***** Record list *****
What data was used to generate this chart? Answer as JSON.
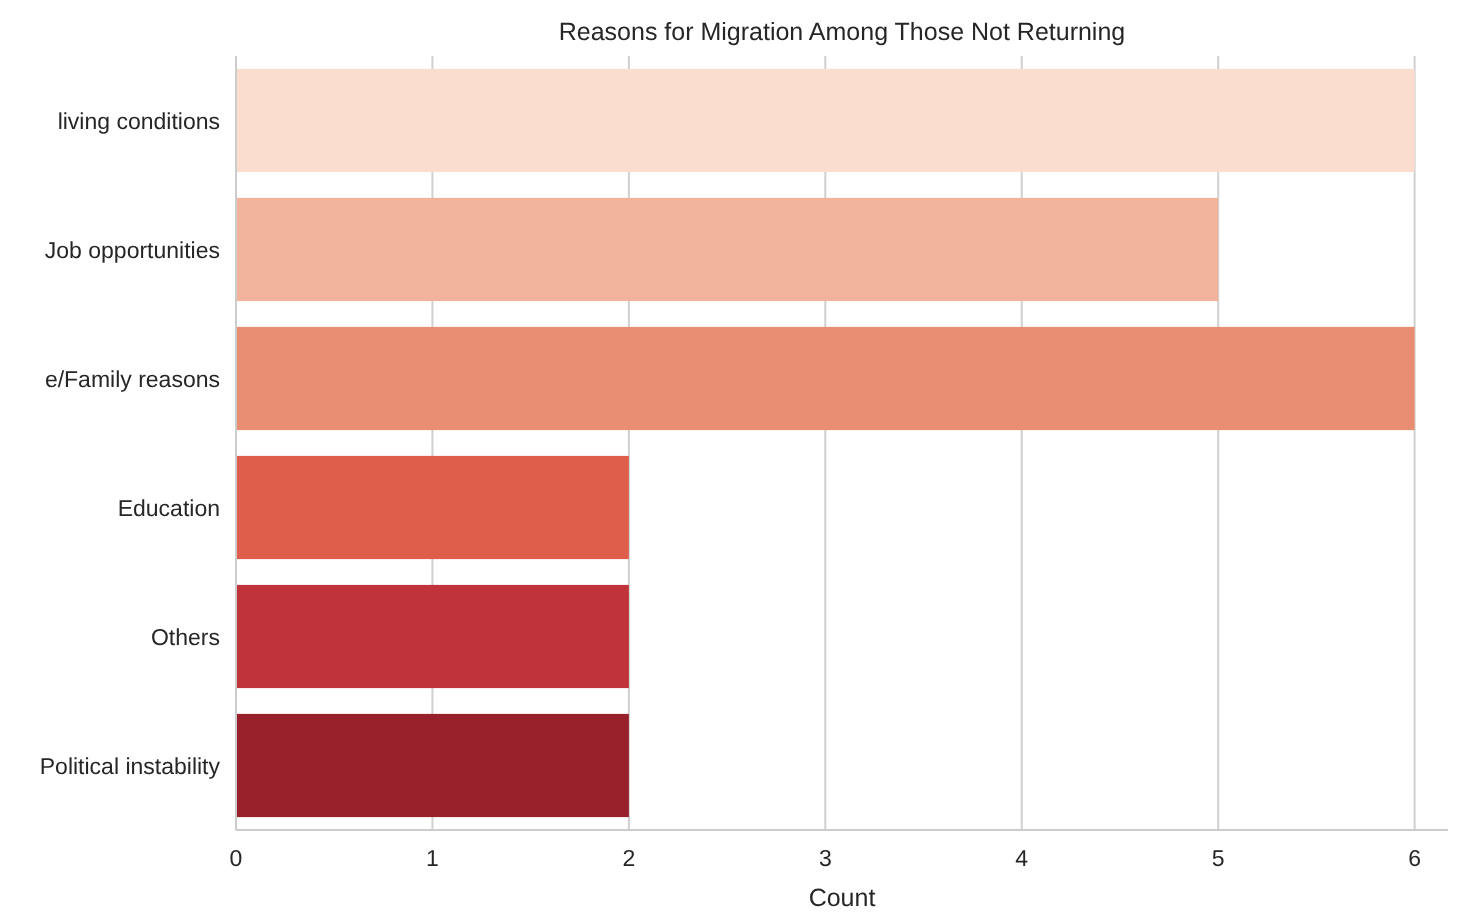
{
  "chart_data": {
    "type": "bar",
    "orientation": "horizontal",
    "title": "Reasons for Migration Among Those Not Returning",
    "xlabel": "Count",
    "categories": [
      "living conditions",
      "Job opportunities",
      "e/Family reasons",
      "Education",
      "Others",
      "Political instability"
    ],
    "values": [
      6,
      5,
      6,
      2,
      2,
      2
    ],
    "colors": [
      "#fbddd0",
      "#f2b39c",
      "#e98d73",
      "#de5e4b",
      "#c0333a",
      "#97202a"
    ],
    "xlim": [
      0,
      6.17
    ],
    "xticks": [
      0,
      1,
      2,
      3,
      4,
      5,
      6
    ],
    "grid": "x"
  }
}
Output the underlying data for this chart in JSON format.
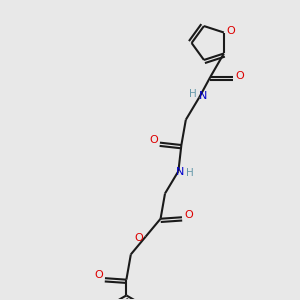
{
  "bg_color": "#e8e8e8",
  "bond_color": "#1a1a1a",
  "O_color": "#dd0000",
  "N_color": "#0000cc",
  "H_color": "#6699aa",
  "line_width": 1.5,
  "fig_size": [
    3.0,
    3.0
  ],
  "dpi": 100,
  "xlim": [
    0,
    10
  ],
  "ylim": [
    0,
    10
  ]
}
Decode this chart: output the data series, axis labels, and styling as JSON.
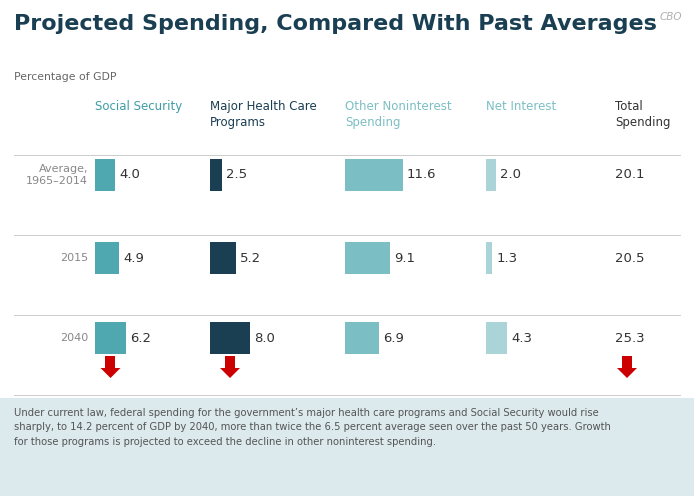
{
  "title": "Projected Spending, Compared With Past Averages",
  "subtitle": "Percentage of GDP",
  "cbo_label": "CBO",
  "background_color": "#ffffff",
  "footer_bg_color": "#dce9ed",
  "footer_text": "Under current law, federal spending for the government’s major health care programs and Social Security would rise\nsharply, to 14.2 percent of GDP by 2040, more than twice the 6.5 percent average seen over the past 50 years. Growth\nfor those programs is projected to exceed the decline in other noninterest spending.",
  "rows": [
    {
      "label": "Average,\n1965–2014"
    },
    {
      "label": "2015"
    },
    {
      "label": "2040"
    }
  ],
  "columns": [
    {
      "header": "Social Security",
      "header_color": "#3d9da6",
      "values": [
        4.0,
        4.9,
        6.2
      ],
      "bar_color": "#4fa8b0"
    },
    {
      "header": "Major Health Care\nPrograms",
      "header_color": "#1a3f52",
      "values": [
        2.5,
        5.2,
        8.0
      ],
      "bar_color": "#1a3f52"
    },
    {
      "header": "Other Noninterest\nSpending",
      "header_color": "#7bbfc4",
      "values": [
        11.6,
        9.1,
        6.9
      ],
      "bar_color": "#7bbfc4"
    },
    {
      "header": "Net Interest",
      "header_color": "#7bbfc4",
      "values": [
        2.0,
        1.3,
        4.3
      ],
      "bar_color": "#aad4d8"
    }
  ],
  "totals": [
    20.1,
    20.5,
    25.3
  ],
  "total_header": "Total\nSpending",
  "total_color": "#333333",
  "title_color": "#1a3f52",
  "title_fontsize": 16,
  "header_fontsize": 8.5,
  "value_fontsize": 9.5,
  "row_label_fontsize": 8,
  "arrow_color": "#cc0000",
  "sep_color": "#cccccc",
  "row_label_color": "#888888",
  "value_color": "#333333",
  "figw": 6.94,
  "figh": 4.96,
  "dpi": 100
}
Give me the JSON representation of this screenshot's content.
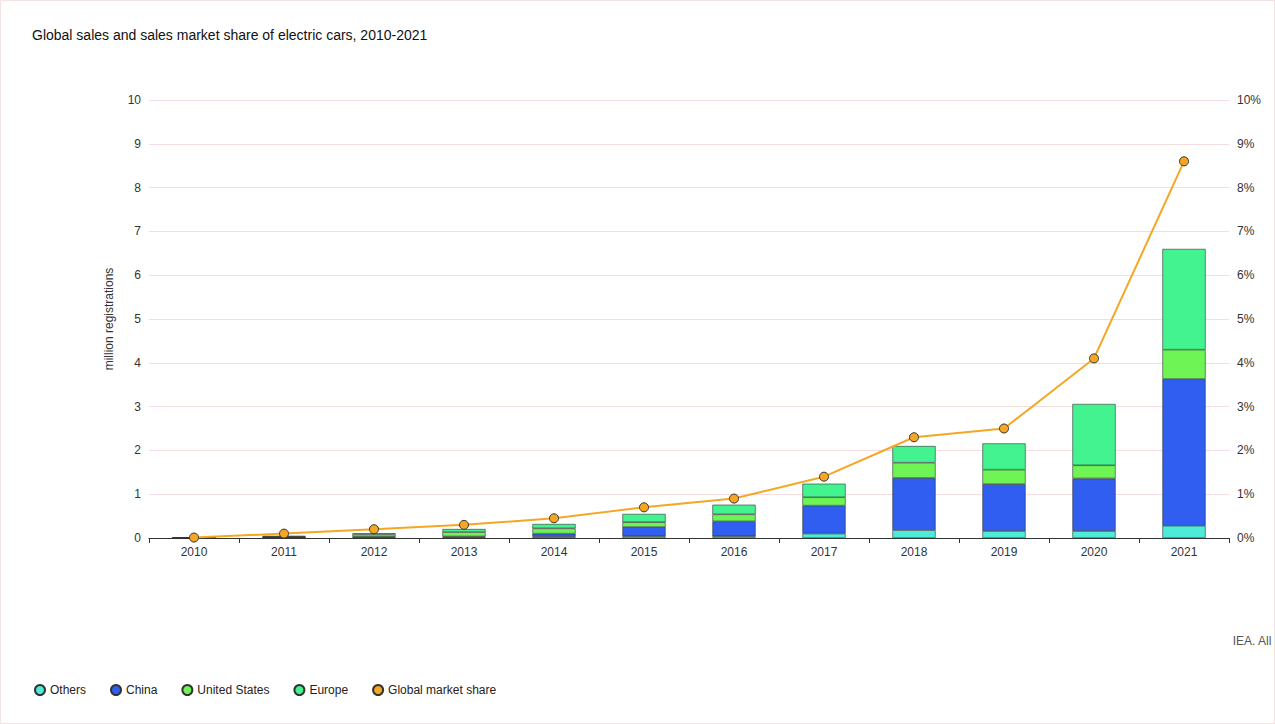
{
  "chart_data": {
    "type": "bar",
    "title": "Global sales and sales market share of electric cars, 2010-2021",
    "y_label": "million registrations",
    "note": "IEA. All",
    "categories": [
      "2010",
      "2011",
      "2012",
      "2013",
      "2014",
      "2015",
      "2016",
      "2017",
      "2018",
      "2019",
      "2020",
      "2021"
    ],
    "series": [
      {
        "name": "Others",
        "color": "#4eecd8",
        "values": [
          0.0,
          0.01,
          0.02,
          0.02,
          0.03,
          0.04,
          0.04,
          0.1,
          0.18,
          0.16,
          0.16,
          0.28
        ]
      },
      {
        "name": "China",
        "color": "#2f5ef0",
        "values": [
          0.0,
          0.005,
          0.01,
          0.015,
          0.07,
          0.21,
          0.34,
          0.64,
          1.19,
          1.07,
          1.2,
          3.35
        ]
      },
      {
        "name": "United States",
        "color": "#6ef555",
        "values": [
          0.005,
          0.018,
          0.05,
          0.1,
          0.12,
          0.11,
          0.16,
          0.19,
          0.35,
          0.33,
          0.3,
          0.67
        ]
      },
      {
        "name": "Europe",
        "color": "#43f38f",
        "values": [
          0.005,
          0.012,
          0.03,
          0.07,
          0.1,
          0.19,
          0.22,
          0.31,
          0.38,
          0.6,
          1.4,
          2.3
        ]
      },
      {
        "name": "Global market share",
        "color": "#f5a623",
        "type": "line",
        "axis": "y2",
        "marker": "circle",
        "values": [
          0.01,
          0.1,
          0.2,
          0.3,
          0.45,
          0.7,
          0.9,
          1.4,
          2.3,
          2.5,
          4.1,
          8.6
        ]
      }
    ],
    "stacked": true,
    "grid": true,
    "legend": "bottom-left",
    "ylim": [
      0,
      10
    ],
    "yticks": [
      0,
      1,
      2,
      3,
      4,
      5,
      6,
      7,
      8,
      9,
      10
    ],
    "y2lim": [
      0,
      10
    ],
    "y2ticks": [
      {
        "value": 0,
        "label": "0%"
      },
      {
        "value": 1,
        "label": "1%"
      },
      {
        "value": 2,
        "label": "2%"
      },
      {
        "value": 3,
        "label": "3%"
      },
      {
        "value": 4,
        "label": "4%"
      },
      {
        "value": 5,
        "label": "5%"
      },
      {
        "value": 6,
        "label": "6%"
      },
      {
        "value": 7,
        "label": "7%"
      },
      {
        "value": 8,
        "label": "8%"
      },
      {
        "value": 9,
        "label": "9%"
      },
      {
        "value": 10,
        "label": "10%"
      }
    ]
  }
}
*****
* _Your instructions_:
Leave out the pictures and give the rest of the records again exactly.

* _Final answer_:
What data was used to generate this chart? Answer as JSON.
{
  "chart_data": {
    "type": "bar",
    "orientation": "horizontal",
    "title": "Reasons for Migration Among Those Not Returning",
    "xlabel": "Count",
    "categories": [
      "living conditions",
      "Job opportunities",
      "e/Family reasons",
      "Education",
      "Others",
      "Political instability"
    ],
    "values": [
      6,
      5,
      6,
      2,
      2,
      2
    ],
    "colors": [
      "#fbddd0",
      "#f2b39c",
      "#e98d73",
      "#de5e4b",
      "#c0333a",
      "#97202a"
    ],
    "xlim": [
      0,
      6.17
    ],
    "xticks": [
      0,
      1,
      2,
      3,
      4,
      5,
      6
    ],
    "grid": "x"
  }
}
Output the underlying data for this chart in JSON format.
{
  "bg_color": "#e8e8e8",
  "bond_color": "#1a1a1a",
  "O_color": "#dd0000",
  "N_color": "#0000cc",
  "H_color": "#6699aa",
  "line_width": 1.5,
  "fig_size": [
    3.0,
    3.0
  ],
  "dpi": 100,
  "xlim": [
    0,
    10
  ],
  "ylim": [
    0,
    10
  ]
}
Decode this chart: output the data series, axis labels, and styling as JSON.
{
  "title": "Projected Spending, Compared With Past Averages",
  "subtitle": "Percentage of GDP",
  "cbo_label": "CBO",
  "background_color": "#ffffff",
  "footer_bg_color": "#dce9ed",
  "footer_text": "Under current law, federal spending for the government’s major health care programs and Social Security would rise\nsharply, to 14.2 percent of GDP by 2040, more than twice the 6.5 percent average seen over the past 50 years. Growth\nfor those programs is projected to exceed the decline in other noninterest spending.",
  "rows": [
    {
      "label": "Average,\n1965–2014"
    },
    {
      "label": "2015"
    },
    {
      "label": "2040"
    }
  ],
  "columns": [
    {
      "header": "Social Security",
      "header_color": "#3d9da6",
      "values": [
        4.0,
        4.9,
        6.2
      ],
      "bar_color": "#4fa8b0"
    },
    {
      "header": "Major Health Care\nPrograms",
      "header_color": "#1a3f52",
      "values": [
        2.5,
        5.2,
        8.0
      ],
      "bar_color": "#1a3f52"
    },
    {
      "header": "Other Noninterest\nSpending",
      "header_color": "#7bbfc4",
      "values": [
        11.6,
        9.1,
        6.9
      ],
      "bar_color": "#7bbfc4"
    },
    {
      "header": "Net Interest",
      "header_color": "#7bbfc4",
      "values": [
        2.0,
        1.3,
        4.3
      ],
      "bar_color": "#aad4d8"
    }
  ],
  "totals": [
    20.1,
    20.5,
    25.3
  ],
  "total_header": "Total\nSpending",
  "total_color": "#333333",
  "title_color": "#1a3f52",
  "title_fontsize": 16,
  "header_fontsize": 8.5,
  "value_fontsize": 9.5,
  "row_label_fontsize": 8,
  "arrow_color": "#cc0000",
  "sep_color": "#cccccc",
  "row_label_color": "#888888",
  "value_color": "#333333",
  "figw": 6.94,
  "figh": 4.96,
  "dpi": 100
}
Give me the JSON representation of this screenshot's content.
{
  "chart_data": {
    "type": "bar",
    "title": "Global sales and sales market share of electric cars, 2010-2021",
    "y_label": "million registrations",
    "note": "IEA. All",
    "categories": [
      "2010",
      "2011",
      "2012",
      "2013",
      "2014",
      "2015",
      "2016",
      "2017",
      "2018",
      "2019",
      "2020",
      "2021"
    ],
    "series": [
      {
        "name": "Others",
        "color": "#4eecd8",
        "values": [
          0.0,
          0.01,
          0.02,
          0.02,
          0.03,
          0.04,
          0.04,
          0.1,
          0.18,
          0.16,
          0.16,
          0.28
        ]
      },
      {
        "name": "China",
        "color": "#2f5ef0",
        "values": [
          0.0,
          0.005,
          0.01,
          0.015,
          0.07,
          0.21,
          0.34,
          0.64,
          1.19,
          1.07,
          1.2,
          3.35
        ]
      },
      {
        "name": "United States",
        "color": "#6ef555",
        "values": [
          0.005,
          0.018,
          0.05,
          0.1,
          0.12,
          0.11,
          0.16,
          0.19,
          0.35,
          0.33,
          0.3,
          0.67
        ]
      },
      {
        "name": "Europe",
        "color": "#43f38f",
        "values": [
          0.005,
          0.012,
          0.03,
          0.07,
          0.1,
          0.19,
          0.22,
          0.31,
          0.38,
          0.6,
          1.4,
          2.3
        ]
      },
      {
        "name": "Global market share",
        "color": "#f5a623",
        "type": "line",
        "axis": "y2",
        "marker": "circle",
        "values": [
          0.01,
          0.1,
          0.2,
          0.3,
          0.45,
          0.7,
          0.9,
          1.4,
          2.3,
          2.5,
          4.1,
          8.6
        ]
      }
    ],
    "stacked": true,
    "grid": true,
    "legend": "bottom-left",
    "ylim": [
      0,
      10
    ],
    "yticks": [
      0,
      1,
      2,
      3,
      4,
      5,
      6,
      7,
      8,
      9,
      10
    ],
    "y2lim": [
      0,
      10
    ],
    "y2ticks": [
      {
        "value": 0,
        "label": "0%"
      },
      {
        "value": 1,
        "label": "1%"
      },
      {
        "value": 2,
        "label": "2%"
      },
      {
        "value": 3,
        "label": "3%"
      },
      {
        "value": 4,
        "label": "4%"
      },
      {
        "value": 5,
        "label": "5%"
      },
      {
        "value": 6,
        "label": "6%"
      },
      {
        "value": 7,
        "label": "7%"
      },
      {
        "value": 8,
        "label": "8%"
      },
      {
        "value": 9,
        "label": "9%"
      },
      {
        "value": 10,
        "label": "10%"
      }
    ]
  }
}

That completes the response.